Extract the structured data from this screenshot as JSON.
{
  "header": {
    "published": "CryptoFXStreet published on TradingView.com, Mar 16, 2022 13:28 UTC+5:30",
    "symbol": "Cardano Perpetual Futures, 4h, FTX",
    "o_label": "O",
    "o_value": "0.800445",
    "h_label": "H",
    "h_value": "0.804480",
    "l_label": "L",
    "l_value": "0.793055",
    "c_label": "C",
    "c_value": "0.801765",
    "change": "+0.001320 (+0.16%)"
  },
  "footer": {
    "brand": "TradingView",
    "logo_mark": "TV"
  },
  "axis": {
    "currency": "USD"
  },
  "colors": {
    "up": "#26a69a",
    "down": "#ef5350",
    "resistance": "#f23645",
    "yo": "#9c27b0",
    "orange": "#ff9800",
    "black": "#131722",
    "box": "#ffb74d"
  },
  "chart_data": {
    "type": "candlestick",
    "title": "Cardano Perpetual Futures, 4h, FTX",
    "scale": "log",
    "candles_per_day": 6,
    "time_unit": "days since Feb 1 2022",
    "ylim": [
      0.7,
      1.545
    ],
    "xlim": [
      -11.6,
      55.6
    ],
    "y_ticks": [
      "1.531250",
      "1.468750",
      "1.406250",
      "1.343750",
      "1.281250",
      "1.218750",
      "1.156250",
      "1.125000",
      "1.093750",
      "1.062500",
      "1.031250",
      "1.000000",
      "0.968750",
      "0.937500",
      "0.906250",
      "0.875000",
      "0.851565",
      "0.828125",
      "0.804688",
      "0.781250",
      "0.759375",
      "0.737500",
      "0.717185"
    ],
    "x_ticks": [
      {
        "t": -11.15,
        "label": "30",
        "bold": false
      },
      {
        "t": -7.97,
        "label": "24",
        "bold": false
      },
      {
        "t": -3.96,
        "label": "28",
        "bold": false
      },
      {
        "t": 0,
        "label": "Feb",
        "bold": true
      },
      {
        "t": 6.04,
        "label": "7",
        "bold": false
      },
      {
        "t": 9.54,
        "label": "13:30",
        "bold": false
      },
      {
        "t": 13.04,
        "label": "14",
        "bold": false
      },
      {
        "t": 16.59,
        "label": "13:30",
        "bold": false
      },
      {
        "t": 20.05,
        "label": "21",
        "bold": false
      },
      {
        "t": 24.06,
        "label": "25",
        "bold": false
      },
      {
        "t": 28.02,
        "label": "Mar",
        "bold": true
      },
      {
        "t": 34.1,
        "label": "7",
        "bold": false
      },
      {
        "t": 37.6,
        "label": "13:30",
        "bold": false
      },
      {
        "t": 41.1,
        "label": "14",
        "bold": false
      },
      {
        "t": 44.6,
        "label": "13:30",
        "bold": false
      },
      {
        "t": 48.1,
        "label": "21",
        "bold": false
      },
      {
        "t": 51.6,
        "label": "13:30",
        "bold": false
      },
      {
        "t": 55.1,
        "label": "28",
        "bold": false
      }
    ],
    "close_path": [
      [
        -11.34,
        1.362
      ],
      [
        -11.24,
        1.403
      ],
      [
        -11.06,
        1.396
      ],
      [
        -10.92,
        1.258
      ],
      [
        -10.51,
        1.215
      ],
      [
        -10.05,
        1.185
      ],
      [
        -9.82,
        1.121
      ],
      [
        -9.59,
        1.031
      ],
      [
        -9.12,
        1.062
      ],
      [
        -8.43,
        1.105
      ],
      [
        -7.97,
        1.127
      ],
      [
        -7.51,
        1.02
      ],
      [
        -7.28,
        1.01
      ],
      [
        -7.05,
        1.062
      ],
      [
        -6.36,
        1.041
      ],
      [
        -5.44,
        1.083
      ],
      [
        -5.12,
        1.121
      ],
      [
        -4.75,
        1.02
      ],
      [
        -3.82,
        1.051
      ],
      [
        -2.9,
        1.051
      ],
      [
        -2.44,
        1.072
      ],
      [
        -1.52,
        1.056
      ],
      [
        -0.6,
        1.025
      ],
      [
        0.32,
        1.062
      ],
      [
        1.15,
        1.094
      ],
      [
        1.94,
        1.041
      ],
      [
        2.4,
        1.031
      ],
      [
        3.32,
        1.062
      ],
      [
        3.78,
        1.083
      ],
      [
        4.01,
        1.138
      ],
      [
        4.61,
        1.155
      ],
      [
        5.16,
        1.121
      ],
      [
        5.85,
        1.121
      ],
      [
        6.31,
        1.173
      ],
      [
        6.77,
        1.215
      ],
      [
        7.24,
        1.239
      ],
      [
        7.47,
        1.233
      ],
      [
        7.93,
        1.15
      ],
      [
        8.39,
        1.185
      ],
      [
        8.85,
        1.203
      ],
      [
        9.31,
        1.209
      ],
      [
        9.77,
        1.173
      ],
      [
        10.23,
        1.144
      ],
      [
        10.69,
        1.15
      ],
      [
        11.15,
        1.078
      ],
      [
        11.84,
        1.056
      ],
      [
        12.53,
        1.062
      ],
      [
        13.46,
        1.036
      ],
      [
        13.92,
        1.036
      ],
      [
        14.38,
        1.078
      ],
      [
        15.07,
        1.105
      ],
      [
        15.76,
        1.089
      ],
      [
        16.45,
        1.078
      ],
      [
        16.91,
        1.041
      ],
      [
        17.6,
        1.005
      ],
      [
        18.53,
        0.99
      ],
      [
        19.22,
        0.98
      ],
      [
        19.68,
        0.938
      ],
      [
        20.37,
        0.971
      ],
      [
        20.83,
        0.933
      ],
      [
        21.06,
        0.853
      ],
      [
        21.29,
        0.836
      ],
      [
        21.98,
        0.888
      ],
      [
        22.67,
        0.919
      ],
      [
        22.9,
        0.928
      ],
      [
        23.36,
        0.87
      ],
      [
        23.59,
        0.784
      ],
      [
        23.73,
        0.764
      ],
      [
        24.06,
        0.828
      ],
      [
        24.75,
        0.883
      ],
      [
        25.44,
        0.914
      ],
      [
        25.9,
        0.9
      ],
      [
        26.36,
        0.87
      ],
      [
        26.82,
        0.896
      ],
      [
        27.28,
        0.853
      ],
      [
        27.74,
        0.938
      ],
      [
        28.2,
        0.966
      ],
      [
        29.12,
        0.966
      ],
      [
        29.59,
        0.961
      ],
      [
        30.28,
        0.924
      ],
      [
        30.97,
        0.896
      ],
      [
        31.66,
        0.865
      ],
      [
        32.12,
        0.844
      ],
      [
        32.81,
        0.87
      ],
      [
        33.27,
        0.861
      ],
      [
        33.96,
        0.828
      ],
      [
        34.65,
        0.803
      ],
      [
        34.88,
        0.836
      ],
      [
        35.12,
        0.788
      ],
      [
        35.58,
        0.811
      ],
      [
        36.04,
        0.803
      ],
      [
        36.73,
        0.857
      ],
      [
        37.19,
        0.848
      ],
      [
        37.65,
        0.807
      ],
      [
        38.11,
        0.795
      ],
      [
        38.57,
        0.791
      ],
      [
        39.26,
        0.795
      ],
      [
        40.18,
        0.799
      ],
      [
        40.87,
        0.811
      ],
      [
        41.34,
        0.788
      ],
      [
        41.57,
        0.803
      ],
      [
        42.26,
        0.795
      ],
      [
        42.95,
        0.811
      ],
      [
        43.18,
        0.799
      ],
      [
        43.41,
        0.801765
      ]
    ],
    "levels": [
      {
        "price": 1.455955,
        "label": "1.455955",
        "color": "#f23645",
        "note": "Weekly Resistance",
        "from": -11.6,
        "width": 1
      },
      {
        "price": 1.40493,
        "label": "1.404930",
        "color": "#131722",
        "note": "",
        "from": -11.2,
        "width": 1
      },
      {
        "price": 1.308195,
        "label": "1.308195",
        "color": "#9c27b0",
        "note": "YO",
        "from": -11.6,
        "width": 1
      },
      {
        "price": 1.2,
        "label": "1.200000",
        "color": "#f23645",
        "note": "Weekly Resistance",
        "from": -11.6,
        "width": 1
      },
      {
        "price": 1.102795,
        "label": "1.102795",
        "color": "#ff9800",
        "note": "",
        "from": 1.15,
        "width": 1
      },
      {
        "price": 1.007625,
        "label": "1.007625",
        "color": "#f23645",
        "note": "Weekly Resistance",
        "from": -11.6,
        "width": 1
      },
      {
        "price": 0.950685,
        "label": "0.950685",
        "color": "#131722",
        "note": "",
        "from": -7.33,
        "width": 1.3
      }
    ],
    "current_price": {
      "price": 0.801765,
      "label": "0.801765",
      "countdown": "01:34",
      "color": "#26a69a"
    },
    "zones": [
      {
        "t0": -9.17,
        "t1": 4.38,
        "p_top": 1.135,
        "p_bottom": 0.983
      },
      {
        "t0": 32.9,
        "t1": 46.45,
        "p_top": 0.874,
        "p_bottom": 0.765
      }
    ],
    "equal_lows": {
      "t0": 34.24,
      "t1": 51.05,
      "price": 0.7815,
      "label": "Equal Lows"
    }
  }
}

Aim: All lines above with "Perpetual" in them should be returned.

Finished answer:
    "symbol": "Cardano Perpetual Futures, 4h, FTX",
    "title": "Cardano Perpetual Futures, 4h, FTX",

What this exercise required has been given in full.